[Stored data]
################
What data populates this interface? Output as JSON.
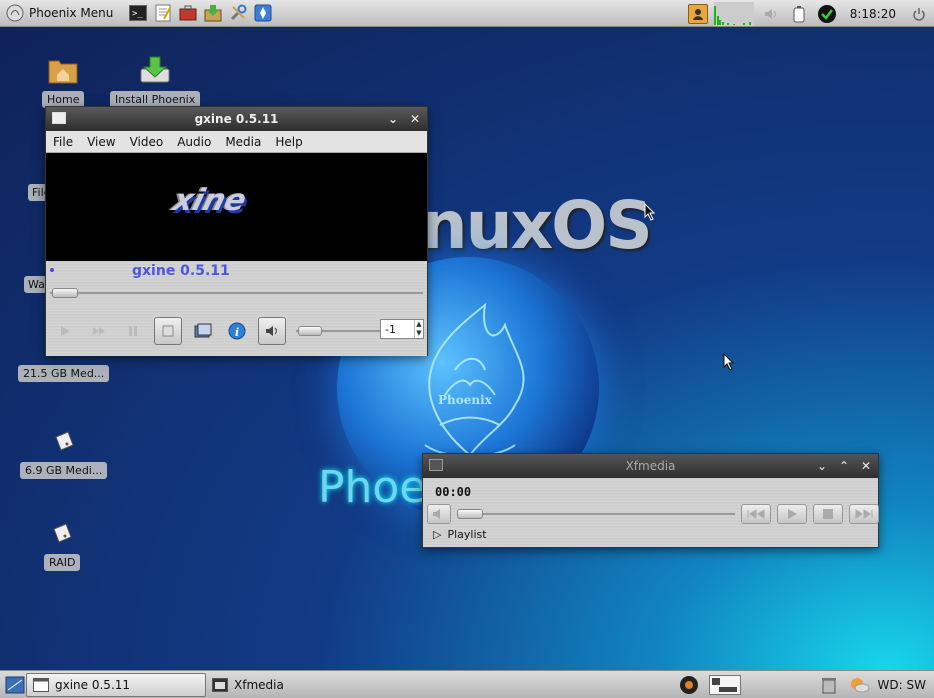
{
  "top_panel": {
    "menu_label": "Phoenix Menu",
    "clock": "8:18:20",
    "launchers": [
      "terminal-icon",
      "text-editor-icon",
      "toolbox-icon",
      "package-installer-icon",
      "settings-icon",
      "file-manager-icon"
    ]
  },
  "desktop": {
    "icons": [
      {
        "label": "Home"
      },
      {
        "label": "Install Phoenix"
      },
      {
        "label": "21.5 GB Med..."
      },
      {
        "label": "6.9 GB Medi..."
      },
      {
        "label": "RAID"
      }
    ],
    "partial_labels": [
      "File",
      "Wa"
    ],
    "wallpaper": {
      "brand_text": "inuxOS",
      "phoenix_text": "Phoe",
      "emblem_text": "Phoenix"
    }
  },
  "gxine": {
    "title": "gxine 0.5.11",
    "menu": [
      "File",
      "View",
      "Video",
      "Audio",
      "Media",
      "Help"
    ],
    "video_logo": "xine",
    "now_playing": "gxine 0.5.11",
    "spin_value": "-1",
    "seek_position": 0,
    "volume_position": 0
  },
  "xfmedia": {
    "title": "Xfmedia",
    "time": "00:00",
    "playlist_label": "Playlist",
    "seek_position": 0
  },
  "taskbar": {
    "tasks": [
      {
        "label": "gxine 0.5.11",
        "active": true
      },
      {
        "label": "Xfmedia",
        "active": false
      }
    ],
    "workspace": "WD: SW"
  },
  "colors": {
    "accent_title": "#4b55e6",
    "desktop_bg": "#123b86"
  }
}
################
AIM OF THE EXERCISE: Leave out the pictures and copy the rest of the material above exactly.

EXERCISE OUTPUT:
What data populates this interface? Output as JSON.
{
  "top_panel": {
    "menu_label": "Phoenix Menu",
    "clock": "8:18:20",
    "launchers": [
      "terminal-icon",
      "text-editor-icon",
      "toolbox-icon",
      "package-installer-icon",
      "settings-icon",
      "file-manager-icon"
    ]
  },
  "desktop": {
    "icons": [
      {
        "label": "Home"
      },
      {
        "label": "Install Phoenix"
      },
      {
        "label": "21.5 GB Med..."
      },
      {
        "label": "6.9 GB Medi..."
      },
      {
        "label": "RAID"
      }
    ],
    "partial_labels": [
      "File",
      "Wa"
    ],
    "wallpaper": {
      "brand_text": "inuxOS",
      "phoenix_text": "Phoe",
      "emblem_text": "Phoenix"
    }
  },
  "gxine": {
    "title": "gxine 0.5.11",
    "menu": [
      "File",
      "View",
      "Video",
      "Audio",
      "Media",
      "Help"
    ],
    "video_logo": "xine",
    "now_playing": "gxine 0.5.11",
    "spin_value": "-1",
    "seek_position": 0,
    "volume_position": 0
  },
  "xfmedia": {
    "title": "Xfmedia",
    "time": "00:00",
    "playlist_label": "Playlist",
    "seek_position": 0
  },
  "taskbar": {
    "tasks": [
      {
        "label": "gxine 0.5.11",
        "active": true
      },
      {
        "label": "Xfmedia",
        "active": false
      }
    ],
    "workspace": "WD: SW"
  },
  "colors": {
    "accent_title": "#4b55e6",
    "desktop_bg": "#123b86"
  }
}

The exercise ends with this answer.